* [Текст для чтения]
◇ ◇ ◇ ◇ ◇

Тому Вульфу удалось невозможное.
При наличии в американской прозе другого Томаса Вульфа, великого прозаика, чья избыточная проза не лезет ни в какие рамки и увядает от редакторского прикосновения, он утвердил собственное литературное имя и если не затмил предшественника, то по крайней мере стал с ним вровень. Иное дело, что применительно к Тому Вульфу вспоминают чаще всего белые пиджаки, термин «новый журнализм» и названия его первых, далеко не лучших книг — скажем, «Электропрохладительный кислотный тест», — но это издержки любой славы.
Между тем «новый журнализм» — явление несколько более серьезное, чем принято думать: это не литературная мода, не рекламный ярлык, даже не знак эпохи, но одна из серьезнейших вех на пути литературной эволюции вообще. Вульфу повезло придумать термин и написать несколько книг в этом роде, прочно ассоциировав экспансию non-fiction с собственным именем и сделав несколько ярких, часто цитируемых заявлений — вроде того, что роман летит под откос.
Но тенденция, стоявшая за всей этой мишурой, — серьезная и до сих пор никем толком не осмысленная; дело обстоит несколько мрачнее или по крайней мере радикальней, чем принято полагать. В начале шестидесятых крупнейшие американские прозаики либо замолчали, как Сэлинджер, либо пережили глубокий кризис, как Хеллер, либо покончили с собой, как Хемингуэй, либо умерли, как Фолкнер, либо ушли в откровенный беллетризм, как Апдайк. Самые умные и живучие, как Капоте, как раз и ушли в новый журнализм, который начался в Штатах именно с романа «Хладнокровное убийство» (In Cool Blood), хотя термин придумали другие. Капоте вообще не силен был в придумывании терминов — он писал, а другие интерпретировали и подражали.
Проблема состояла в том, что реалистическая проза — явление по сути компромиссное — не то что перестала существовать (это ее угасание мы наблюдаем сейчас), но именно обнаружила свою компромиссность. Стало ясно, что описывать вымышленных героев в реальных обстоятельствах не так интересно и, главное, не совсем честно. Возникает непреодолимая погрешность, мешающая рассмотреть реальность как она есть. Литература не может больше отделаться паллиативами и должна стать либо окончательной и бесповоротной сказкой, каковой она и была изначально, либо документальным свидетельством, почти репортажем. Тогда она будет и развлекать, и разоблачать.

◇ ◇ ◇ ◇ ◇

* [Задания]
• A. Переведите на английский язык предложение из текста о Томе Вульфе: «Стало ясно, что описывать вымышленных героев в реальных обстоятельствах не так интересно и, главное, не совсем честно».
• B. Ответьте по тексту о Томе Вульфе:
(i) Какую книгу Вульфа текст называет в числе его первых, далеко не лучших книг?
(ii) Что, согласно тексту, сделал Хемингуэй?
(iii) С какого романа начался новый журнализм в Штатах?
• C. Перепишите из текста о Томе Вульфе всё, начиная со слов «Но тенденция, стоявшая» и вплоть до слов «интерпретировали и подражали.».

◇ ◇ ◇ ◇ ◇

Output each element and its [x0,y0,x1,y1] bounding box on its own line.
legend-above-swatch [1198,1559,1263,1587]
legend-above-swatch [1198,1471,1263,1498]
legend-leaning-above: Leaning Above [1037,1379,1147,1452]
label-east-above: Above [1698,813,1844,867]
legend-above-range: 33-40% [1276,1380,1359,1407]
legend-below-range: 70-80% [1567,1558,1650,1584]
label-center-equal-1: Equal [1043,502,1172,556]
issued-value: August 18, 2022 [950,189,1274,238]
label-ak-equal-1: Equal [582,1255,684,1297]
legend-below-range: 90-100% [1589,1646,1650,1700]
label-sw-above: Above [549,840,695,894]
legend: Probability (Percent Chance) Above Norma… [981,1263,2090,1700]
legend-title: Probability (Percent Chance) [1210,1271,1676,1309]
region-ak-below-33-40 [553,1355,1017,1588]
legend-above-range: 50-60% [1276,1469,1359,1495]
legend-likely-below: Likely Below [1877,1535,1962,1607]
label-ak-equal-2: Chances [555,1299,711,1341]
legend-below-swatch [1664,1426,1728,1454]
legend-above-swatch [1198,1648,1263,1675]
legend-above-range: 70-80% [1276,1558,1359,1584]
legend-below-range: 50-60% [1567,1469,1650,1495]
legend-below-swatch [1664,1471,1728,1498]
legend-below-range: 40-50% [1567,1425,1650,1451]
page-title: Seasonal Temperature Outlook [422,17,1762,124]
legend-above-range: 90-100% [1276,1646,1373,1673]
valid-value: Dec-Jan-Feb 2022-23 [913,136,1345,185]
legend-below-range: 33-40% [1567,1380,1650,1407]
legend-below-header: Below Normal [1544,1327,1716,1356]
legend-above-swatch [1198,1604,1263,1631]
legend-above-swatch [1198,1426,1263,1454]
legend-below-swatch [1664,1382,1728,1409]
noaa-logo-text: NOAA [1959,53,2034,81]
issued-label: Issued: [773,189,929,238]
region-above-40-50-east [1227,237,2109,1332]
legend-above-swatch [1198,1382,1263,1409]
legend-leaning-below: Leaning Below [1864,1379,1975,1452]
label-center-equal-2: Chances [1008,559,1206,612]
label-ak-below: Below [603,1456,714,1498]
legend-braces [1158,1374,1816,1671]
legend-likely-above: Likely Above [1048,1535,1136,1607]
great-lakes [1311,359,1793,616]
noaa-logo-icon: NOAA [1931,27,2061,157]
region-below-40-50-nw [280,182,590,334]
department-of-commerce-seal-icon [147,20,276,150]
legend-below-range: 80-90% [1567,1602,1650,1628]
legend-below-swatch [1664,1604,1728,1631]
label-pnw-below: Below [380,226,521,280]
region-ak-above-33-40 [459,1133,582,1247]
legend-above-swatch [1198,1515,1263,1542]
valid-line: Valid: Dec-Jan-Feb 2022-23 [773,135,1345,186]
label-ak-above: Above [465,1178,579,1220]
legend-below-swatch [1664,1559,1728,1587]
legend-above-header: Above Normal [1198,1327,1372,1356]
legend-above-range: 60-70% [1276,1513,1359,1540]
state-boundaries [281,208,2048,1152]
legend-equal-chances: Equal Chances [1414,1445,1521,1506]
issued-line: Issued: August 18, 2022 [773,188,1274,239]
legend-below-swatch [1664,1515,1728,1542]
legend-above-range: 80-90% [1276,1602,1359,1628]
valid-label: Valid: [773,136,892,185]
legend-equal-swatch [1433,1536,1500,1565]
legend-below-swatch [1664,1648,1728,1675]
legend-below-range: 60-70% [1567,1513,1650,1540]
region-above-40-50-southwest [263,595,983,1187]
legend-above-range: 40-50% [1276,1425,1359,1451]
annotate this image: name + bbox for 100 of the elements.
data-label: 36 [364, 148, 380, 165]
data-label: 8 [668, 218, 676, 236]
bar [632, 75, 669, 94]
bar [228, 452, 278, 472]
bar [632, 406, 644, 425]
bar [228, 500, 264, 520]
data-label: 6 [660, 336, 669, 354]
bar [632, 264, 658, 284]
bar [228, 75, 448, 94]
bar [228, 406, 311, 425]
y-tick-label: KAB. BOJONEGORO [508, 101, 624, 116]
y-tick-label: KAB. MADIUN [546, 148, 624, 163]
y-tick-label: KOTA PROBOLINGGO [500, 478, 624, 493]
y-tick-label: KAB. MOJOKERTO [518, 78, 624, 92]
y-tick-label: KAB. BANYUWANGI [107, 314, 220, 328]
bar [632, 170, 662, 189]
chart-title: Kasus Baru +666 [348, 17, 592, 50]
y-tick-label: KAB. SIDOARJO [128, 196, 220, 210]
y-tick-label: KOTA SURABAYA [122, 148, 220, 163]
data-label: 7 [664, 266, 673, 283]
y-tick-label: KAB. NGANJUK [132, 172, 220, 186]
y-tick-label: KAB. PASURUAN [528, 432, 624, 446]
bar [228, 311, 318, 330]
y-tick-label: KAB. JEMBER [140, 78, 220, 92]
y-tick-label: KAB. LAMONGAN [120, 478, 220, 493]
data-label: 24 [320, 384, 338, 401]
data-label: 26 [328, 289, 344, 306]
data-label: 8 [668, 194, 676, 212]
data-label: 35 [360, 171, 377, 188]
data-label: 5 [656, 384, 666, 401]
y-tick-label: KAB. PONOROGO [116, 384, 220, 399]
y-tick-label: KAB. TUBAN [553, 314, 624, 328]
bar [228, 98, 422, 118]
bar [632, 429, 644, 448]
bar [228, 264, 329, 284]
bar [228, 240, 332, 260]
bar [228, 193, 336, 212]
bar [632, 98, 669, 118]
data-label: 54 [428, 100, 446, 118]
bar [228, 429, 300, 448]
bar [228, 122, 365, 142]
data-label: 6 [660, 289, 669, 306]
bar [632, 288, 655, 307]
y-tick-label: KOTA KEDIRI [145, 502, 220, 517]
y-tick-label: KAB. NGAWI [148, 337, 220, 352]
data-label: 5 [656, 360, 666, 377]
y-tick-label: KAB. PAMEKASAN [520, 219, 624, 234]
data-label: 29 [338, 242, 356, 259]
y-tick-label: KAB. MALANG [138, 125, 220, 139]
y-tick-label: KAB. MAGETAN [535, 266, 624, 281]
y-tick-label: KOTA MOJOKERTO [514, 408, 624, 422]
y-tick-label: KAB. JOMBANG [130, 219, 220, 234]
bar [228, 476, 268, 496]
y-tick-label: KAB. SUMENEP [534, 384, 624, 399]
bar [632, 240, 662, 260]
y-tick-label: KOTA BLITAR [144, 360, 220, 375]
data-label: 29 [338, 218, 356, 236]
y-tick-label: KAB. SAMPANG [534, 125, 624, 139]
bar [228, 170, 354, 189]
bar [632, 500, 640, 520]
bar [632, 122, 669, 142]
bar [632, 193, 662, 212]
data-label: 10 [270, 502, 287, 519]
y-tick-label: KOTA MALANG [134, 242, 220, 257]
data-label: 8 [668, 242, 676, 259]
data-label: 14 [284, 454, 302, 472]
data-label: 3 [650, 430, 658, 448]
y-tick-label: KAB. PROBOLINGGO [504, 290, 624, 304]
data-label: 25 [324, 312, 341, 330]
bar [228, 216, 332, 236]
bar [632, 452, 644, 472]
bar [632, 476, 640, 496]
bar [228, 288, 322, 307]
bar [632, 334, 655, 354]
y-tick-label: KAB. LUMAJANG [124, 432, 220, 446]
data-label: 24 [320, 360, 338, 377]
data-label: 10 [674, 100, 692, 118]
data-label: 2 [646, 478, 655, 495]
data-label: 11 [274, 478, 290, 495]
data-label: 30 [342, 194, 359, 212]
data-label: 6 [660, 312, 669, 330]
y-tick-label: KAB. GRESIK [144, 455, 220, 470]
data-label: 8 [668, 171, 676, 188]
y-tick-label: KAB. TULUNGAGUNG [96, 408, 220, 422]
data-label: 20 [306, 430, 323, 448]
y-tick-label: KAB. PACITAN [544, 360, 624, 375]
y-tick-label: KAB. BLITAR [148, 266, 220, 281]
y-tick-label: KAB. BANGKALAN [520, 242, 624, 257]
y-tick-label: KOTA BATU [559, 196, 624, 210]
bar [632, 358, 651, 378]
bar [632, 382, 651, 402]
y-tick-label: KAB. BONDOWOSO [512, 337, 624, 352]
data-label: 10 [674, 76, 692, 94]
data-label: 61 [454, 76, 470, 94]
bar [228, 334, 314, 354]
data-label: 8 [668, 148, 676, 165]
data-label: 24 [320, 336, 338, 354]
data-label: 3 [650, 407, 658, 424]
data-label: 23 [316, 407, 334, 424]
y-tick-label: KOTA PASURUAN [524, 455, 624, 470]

◇ ◇ ◇ ◇ ◇

* [Ответы к заданиям]
• A. It became clear that describing fictional characters in real circumstances is not so interesting and, most importantly, not entirely honest.

• B.
(i) «Электропрохладительный кислотный тест».
(ii) Покончил с собой.
(iii) С романа «Хладнокровное убийство» (In Cool Blood).

• C.
Но тенденция, стоявшая за всей этой мишурой, — серьезная и до сих пор никем толком не осмысленная; дело обстоит несколько мрачнее или по крайней мере радикальней, чем принято полагать. В начале шестидесятых крупнейшие американские прозаики либо замолчали, как Сэлинджер, либо пережили глубокий кризис, как Хеллер, либо покончили с собой, как Хемингуэй, либо умерли, как Фолкнер, либо ушли в откровенный беллетризм, как Апдайк. Самые умные и живучие, как Капоте, как раз и ушли в новый журнализм, который начался в Штатах именно с романа «Хладнокровное убийство» (In Cool Blood), хотя термин придумали другие. Капоте вообще не силен был в придумывании терминов — он писал, а другие интерпретировали и подражали.